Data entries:

%%

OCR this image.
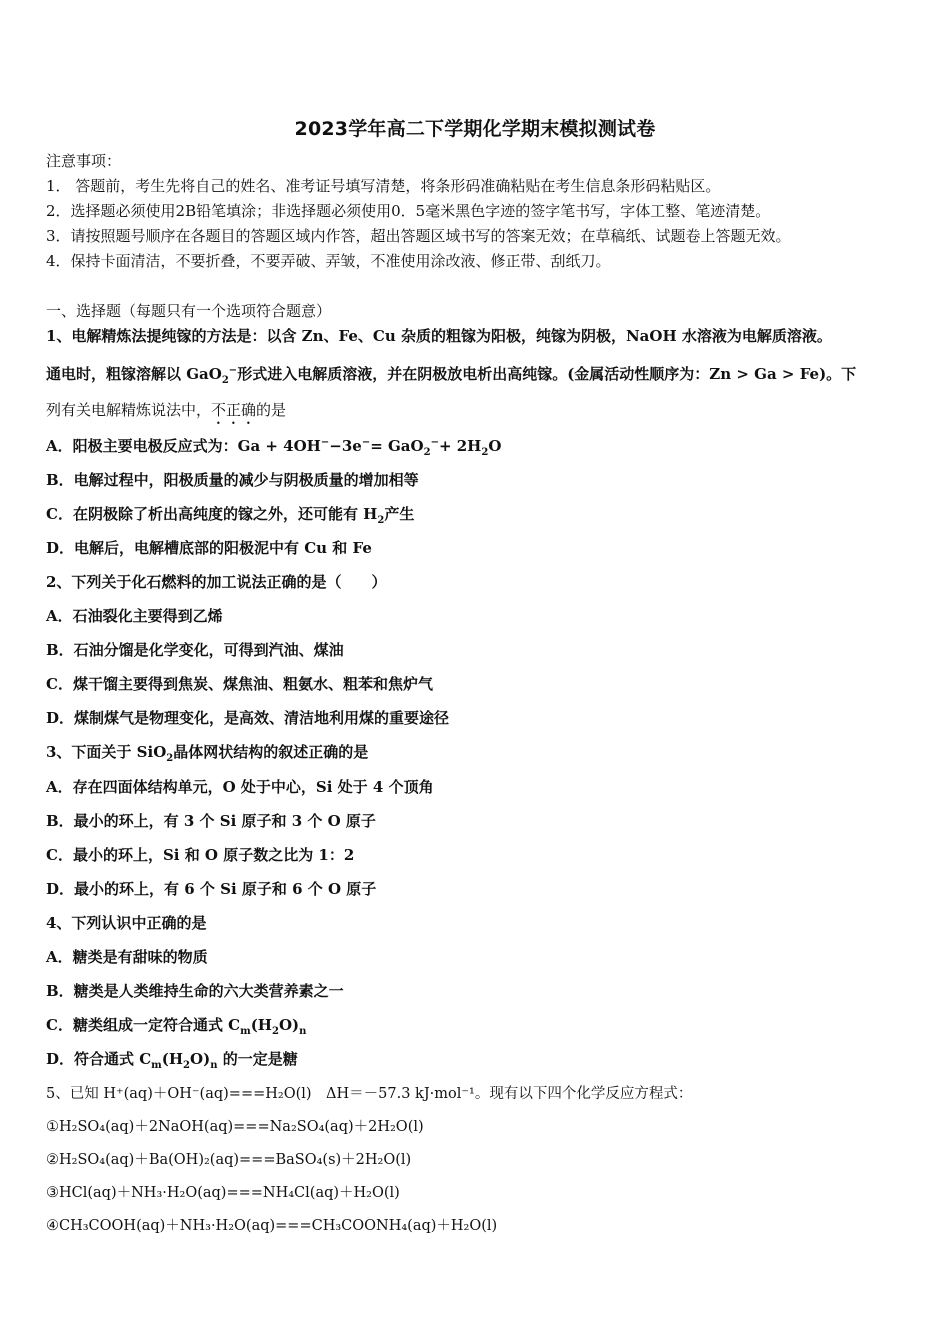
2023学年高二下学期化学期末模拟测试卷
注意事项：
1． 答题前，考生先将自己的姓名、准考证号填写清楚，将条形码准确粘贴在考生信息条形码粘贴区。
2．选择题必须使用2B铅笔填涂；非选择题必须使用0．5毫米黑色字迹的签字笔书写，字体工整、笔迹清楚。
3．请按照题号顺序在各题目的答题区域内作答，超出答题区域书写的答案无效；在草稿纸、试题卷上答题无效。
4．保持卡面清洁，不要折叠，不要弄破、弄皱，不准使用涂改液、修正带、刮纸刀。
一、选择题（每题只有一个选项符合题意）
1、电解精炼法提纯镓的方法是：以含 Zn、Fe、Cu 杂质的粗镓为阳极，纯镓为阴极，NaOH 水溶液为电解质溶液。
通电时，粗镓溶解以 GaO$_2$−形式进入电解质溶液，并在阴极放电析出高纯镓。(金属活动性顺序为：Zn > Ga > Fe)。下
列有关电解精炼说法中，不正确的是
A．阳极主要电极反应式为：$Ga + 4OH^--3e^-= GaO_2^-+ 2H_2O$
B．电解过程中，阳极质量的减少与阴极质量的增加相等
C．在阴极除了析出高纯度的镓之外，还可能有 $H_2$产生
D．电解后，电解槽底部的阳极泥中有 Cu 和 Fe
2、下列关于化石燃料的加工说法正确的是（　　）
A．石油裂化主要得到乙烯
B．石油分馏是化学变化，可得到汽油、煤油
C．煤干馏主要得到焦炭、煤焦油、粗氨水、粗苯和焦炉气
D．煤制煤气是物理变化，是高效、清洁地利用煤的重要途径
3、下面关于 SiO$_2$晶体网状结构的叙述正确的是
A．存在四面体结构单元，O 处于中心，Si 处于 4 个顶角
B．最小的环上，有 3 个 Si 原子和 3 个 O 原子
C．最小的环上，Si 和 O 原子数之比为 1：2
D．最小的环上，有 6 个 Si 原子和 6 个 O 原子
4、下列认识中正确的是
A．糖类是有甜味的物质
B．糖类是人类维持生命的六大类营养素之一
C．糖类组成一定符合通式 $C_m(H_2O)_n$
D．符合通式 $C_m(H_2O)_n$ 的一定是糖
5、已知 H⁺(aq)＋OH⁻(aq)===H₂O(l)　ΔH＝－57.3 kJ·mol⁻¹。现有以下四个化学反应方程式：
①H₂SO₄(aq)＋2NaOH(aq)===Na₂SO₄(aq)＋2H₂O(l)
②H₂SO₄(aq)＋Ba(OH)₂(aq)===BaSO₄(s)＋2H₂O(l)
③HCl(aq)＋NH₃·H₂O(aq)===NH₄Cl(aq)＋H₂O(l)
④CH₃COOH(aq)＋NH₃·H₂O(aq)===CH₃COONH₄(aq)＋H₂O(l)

%%
%%

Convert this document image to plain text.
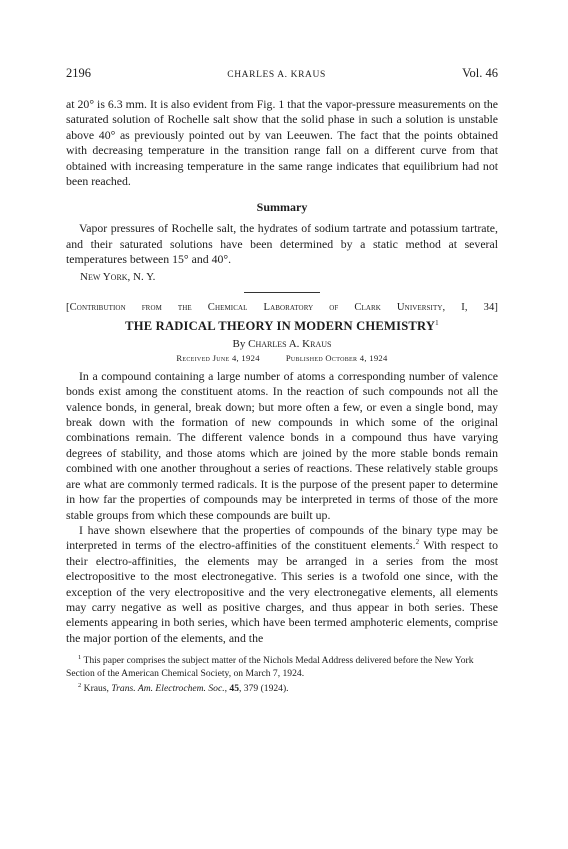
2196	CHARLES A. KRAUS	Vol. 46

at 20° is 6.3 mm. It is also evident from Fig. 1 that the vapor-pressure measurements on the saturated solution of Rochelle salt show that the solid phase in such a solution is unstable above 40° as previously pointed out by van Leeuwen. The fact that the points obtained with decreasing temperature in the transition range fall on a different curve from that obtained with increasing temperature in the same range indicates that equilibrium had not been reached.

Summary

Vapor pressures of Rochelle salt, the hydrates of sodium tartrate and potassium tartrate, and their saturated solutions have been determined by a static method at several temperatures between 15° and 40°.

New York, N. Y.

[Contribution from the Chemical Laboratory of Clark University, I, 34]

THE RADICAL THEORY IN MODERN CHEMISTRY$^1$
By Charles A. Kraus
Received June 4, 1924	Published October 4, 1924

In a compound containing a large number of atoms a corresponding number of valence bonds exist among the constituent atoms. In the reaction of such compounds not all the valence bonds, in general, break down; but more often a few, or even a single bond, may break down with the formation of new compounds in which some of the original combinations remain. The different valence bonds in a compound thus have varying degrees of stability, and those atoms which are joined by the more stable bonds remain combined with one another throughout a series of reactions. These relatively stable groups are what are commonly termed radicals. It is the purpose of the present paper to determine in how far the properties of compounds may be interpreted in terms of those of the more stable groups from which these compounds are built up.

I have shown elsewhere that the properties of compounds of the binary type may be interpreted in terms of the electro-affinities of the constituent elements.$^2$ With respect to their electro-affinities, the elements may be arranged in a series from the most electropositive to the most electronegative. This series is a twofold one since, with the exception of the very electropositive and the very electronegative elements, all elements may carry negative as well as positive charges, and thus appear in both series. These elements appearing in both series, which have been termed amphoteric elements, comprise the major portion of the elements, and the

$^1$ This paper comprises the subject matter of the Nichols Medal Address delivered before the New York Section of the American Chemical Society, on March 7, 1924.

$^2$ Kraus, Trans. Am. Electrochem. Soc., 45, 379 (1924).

%%

Say how many lines of the data include the string "最小的环上". Nothing other than the number should be given.

3